Extracted records
- - - -

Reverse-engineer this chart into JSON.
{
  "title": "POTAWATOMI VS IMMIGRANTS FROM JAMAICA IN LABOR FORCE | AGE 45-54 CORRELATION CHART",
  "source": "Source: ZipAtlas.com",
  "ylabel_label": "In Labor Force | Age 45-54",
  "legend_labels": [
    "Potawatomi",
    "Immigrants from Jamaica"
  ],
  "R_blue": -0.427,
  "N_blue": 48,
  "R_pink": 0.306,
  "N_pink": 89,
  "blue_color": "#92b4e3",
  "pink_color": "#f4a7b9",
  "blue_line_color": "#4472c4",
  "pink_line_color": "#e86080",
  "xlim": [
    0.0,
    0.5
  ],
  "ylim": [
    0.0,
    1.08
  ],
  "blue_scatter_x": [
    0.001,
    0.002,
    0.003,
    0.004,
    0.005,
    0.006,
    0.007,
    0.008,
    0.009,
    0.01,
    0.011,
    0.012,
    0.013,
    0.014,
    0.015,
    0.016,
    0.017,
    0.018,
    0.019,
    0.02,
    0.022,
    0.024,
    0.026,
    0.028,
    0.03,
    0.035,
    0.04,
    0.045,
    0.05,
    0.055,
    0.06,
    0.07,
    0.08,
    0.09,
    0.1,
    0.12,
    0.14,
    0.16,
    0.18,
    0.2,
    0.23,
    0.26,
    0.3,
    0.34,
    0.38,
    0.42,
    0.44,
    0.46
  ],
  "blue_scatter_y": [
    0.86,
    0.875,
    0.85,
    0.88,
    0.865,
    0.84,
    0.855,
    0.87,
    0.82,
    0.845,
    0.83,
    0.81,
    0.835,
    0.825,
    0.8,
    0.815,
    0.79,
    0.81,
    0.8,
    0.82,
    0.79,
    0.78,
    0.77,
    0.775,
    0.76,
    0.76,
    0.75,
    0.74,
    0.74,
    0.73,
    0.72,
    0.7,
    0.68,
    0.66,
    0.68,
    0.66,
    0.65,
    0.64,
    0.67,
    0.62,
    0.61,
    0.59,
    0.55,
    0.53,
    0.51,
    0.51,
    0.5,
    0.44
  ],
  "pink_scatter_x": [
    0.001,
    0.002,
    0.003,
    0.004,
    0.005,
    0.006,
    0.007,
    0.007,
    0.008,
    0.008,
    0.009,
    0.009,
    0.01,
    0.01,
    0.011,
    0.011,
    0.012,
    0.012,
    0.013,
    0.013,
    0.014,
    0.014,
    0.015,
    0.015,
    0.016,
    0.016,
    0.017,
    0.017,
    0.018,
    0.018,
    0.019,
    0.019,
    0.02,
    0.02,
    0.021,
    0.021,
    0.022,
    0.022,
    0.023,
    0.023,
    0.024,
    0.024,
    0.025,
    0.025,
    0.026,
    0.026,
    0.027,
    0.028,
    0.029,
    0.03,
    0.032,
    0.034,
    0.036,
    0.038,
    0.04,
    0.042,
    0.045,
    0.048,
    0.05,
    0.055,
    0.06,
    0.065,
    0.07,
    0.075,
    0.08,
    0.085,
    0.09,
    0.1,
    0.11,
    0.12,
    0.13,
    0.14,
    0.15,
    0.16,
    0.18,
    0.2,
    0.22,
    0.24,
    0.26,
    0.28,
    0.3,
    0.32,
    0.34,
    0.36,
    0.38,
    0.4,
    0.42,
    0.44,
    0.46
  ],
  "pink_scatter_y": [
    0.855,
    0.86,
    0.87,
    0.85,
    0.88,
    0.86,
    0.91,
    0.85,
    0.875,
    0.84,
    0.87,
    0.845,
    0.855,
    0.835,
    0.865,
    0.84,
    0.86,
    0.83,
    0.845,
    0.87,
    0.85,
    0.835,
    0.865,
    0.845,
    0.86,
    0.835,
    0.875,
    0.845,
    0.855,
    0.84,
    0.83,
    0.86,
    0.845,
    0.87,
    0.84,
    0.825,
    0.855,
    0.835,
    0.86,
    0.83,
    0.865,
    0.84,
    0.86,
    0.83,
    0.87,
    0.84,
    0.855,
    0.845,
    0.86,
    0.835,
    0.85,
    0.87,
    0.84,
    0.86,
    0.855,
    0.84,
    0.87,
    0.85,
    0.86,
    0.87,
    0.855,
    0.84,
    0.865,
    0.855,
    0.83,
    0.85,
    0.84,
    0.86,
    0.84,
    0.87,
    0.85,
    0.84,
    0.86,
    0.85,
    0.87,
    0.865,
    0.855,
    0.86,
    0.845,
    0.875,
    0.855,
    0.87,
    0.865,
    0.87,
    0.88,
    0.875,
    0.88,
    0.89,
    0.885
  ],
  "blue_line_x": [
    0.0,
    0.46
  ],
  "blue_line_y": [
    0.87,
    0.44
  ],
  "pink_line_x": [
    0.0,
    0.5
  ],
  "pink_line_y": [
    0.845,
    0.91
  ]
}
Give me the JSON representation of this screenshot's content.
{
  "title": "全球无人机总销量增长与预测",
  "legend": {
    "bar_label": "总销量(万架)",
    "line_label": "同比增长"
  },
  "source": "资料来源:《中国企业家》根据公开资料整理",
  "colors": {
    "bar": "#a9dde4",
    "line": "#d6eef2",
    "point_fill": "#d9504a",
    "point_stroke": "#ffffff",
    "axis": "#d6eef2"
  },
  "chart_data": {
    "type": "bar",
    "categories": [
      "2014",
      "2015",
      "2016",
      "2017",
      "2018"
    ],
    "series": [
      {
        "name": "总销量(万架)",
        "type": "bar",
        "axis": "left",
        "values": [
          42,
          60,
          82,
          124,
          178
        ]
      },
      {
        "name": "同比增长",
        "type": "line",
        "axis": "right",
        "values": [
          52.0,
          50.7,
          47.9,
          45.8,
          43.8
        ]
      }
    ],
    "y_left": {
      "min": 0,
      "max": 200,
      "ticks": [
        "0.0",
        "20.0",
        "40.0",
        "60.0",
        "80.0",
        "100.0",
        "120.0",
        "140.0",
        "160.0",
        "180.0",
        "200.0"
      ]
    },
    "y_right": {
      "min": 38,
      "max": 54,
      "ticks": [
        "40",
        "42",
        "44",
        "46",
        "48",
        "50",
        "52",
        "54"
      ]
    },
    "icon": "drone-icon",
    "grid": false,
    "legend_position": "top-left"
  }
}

- - - -

* **GIVEN INSTRUCTION**: How many of the lines above include the word "source"? Respond with the number alone.

* **WORKED ANSWER**: 2